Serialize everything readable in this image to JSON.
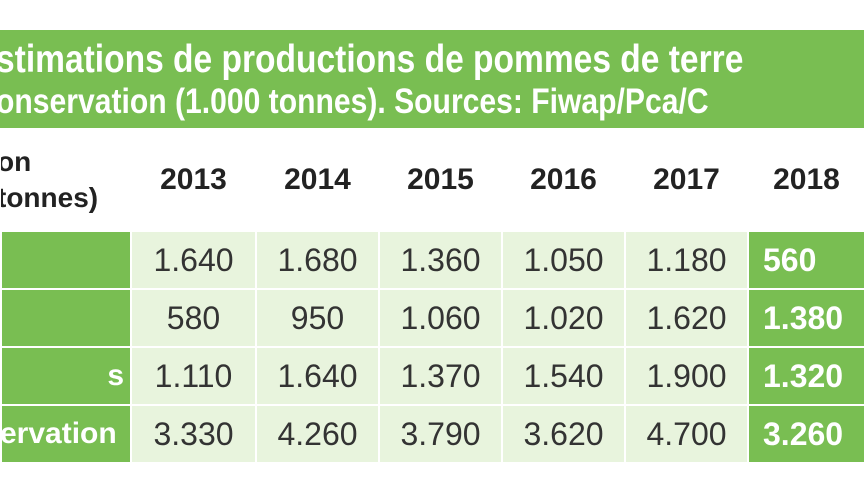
{
  "title": {
    "line1": "stimations de productions de pommes de terre",
    "line2": "onservation (1.000 tonnes). Sources: Fiwap/Pca/C"
  },
  "table": {
    "corner": {
      "line1": "on",
      "line2": "tonnes)"
    },
    "years": [
      "2013",
      "2014",
      "2015",
      "2016",
      "2017",
      "2018"
    ],
    "rows": [
      {
        "label": "",
        "values": [
          "1.640",
          "1.680",
          "1.360",
          "1.050",
          "1.180",
          "560"
        ]
      },
      {
        "label": "",
        "values": [
          "580",
          "950",
          "1.060",
          "1.020",
          "1.620",
          "1.380"
        ]
      },
      {
        "label": "s",
        "values": [
          "1.110",
          "1.640",
          "1.370",
          "1.540",
          "1.900",
          "1.320"
        ]
      },
      {
        "label": "ervation",
        "values": [
          "3.330",
          "4.260",
          "3.790",
          "3.620",
          "4.700",
          "3.260"
        ]
      }
    ]
  },
  "colors": {
    "brand_green": "#79be52",
    "cell_light": "#e8f4dd",
    "text_dark": "#333333"
  }
}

==========

* **Exercise**
Without including any picture, repeat the data exactly.

* **Solution to the problem**
Serialize everything readable in this image to JSON.
{
  "title": {
    "line1": "stimations de productions de pommes de terre",
    "line2": "onservation (1.000 tonnes). Sources: Fiwap/Pca/C"
  },
  "table": {
    "corner": {
      "line1": "on",
      "line2": "tonnes)"
    },
    "years": [
      "2013",
      "2014",
      "2015",
      "2016",
      "2017",
      "2018"
    ],
    "rows": [
      {
        "label": "",
        "values": [
          "1.640",
          "1.680",
          "1.360",
          "1.050",
          "1.180",
          "560"
        ]
      },
      {
        "label": "",
        "values": [
          "580",
          "950",
          "1.060",
          "1.020",
          "1.620",
          "1.380"
        ]
      },
      {
        "label": "s",
        "values": [
          "1.110",
          "1.640",
          "1.370",
          "1.540",
          "1.900",
          "1.320"
        ]
      },
      {
        "label": "ervation",
        "values": [
          "3.330",
          "4.260",
          "3.790",
          "3.620",
          "4.700",
          "3.260"
        ]
      }
    ]
  },
  "colors": {
    "brand_green": "#79be52",
    "cell_light": "#e8f4dd",
    "text_dark": "#333333"
  }
}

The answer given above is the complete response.